Problem details: Write out each record below exactly as it appears, with no pictures.

****

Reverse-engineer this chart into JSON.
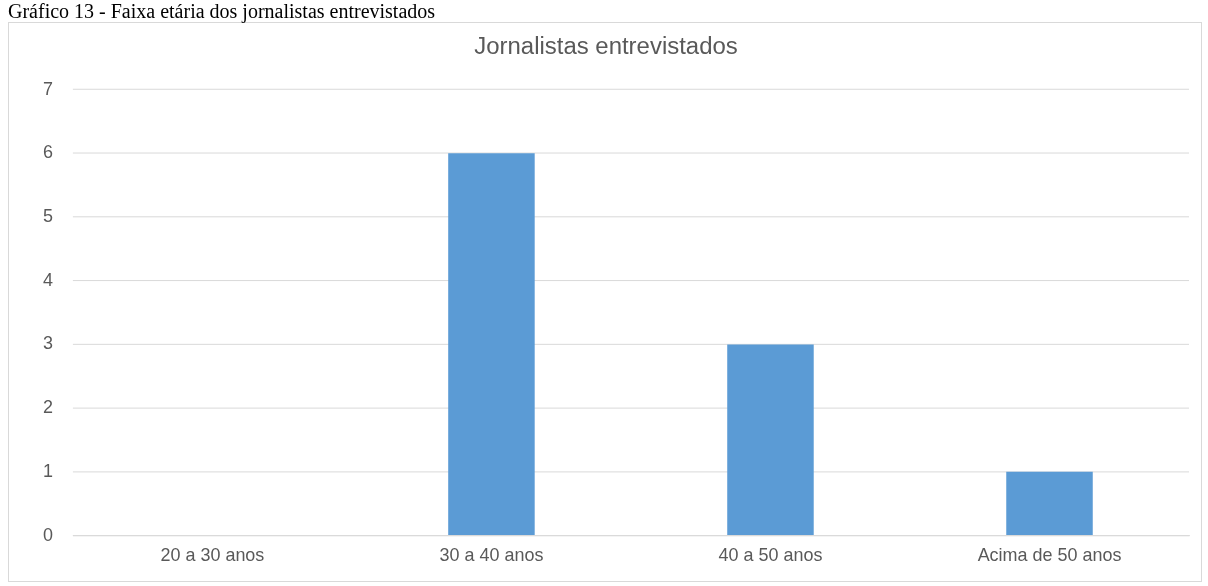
{
  "chart_data": {
    "type": "bar",
    "title": "Jornalistas entrevistados",
    "annotations": [
      "Gráfico 13 - Faixa etária dos jornalistas entrevistados"
    ],
    "categories": [
      "20 a 30 anos",
      "30 a 40 anos",
      "40 a 50 anos",
      "Acima de 50 anos"
    ],
    "values": [
      0,
      6,
      3,
      1
    ],
    "color": "#5b9bd5",
    "ylim": [
      0,
      7
    ],
    "yticks": [
      0,
      1,
      2,
      3,
      4,
      5,
      6,
      7
    ],
    "grid": "y",
    "legend": false
  }
}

****

Answer below:
Reverse-engineer this chart into JSON.
{
  "chart_data": {
    "type": "bar",
    "title": "Jornalistas entrevistados",
    "annotations": [
      "Gráfico 13 - Faixa etária dos jornalistas entrevistados"
    ],
    "categories": [
      "20 a 30 anos",
      "30 a 40 anos",
      "40 a 50 anos",
      "Acima de 50 anos"
    ],
    "values": [
      0,
      6,
      3,
      1
    ],
    "color": "#5b9bd5",
    "ylim": [
      0,
      7
    ],
    "yticks": [
      0,
      1,
      2,
      3,
      4,
      5,
      6,
      7
    ],
    "grid": "y",
    "legend": false
  }
}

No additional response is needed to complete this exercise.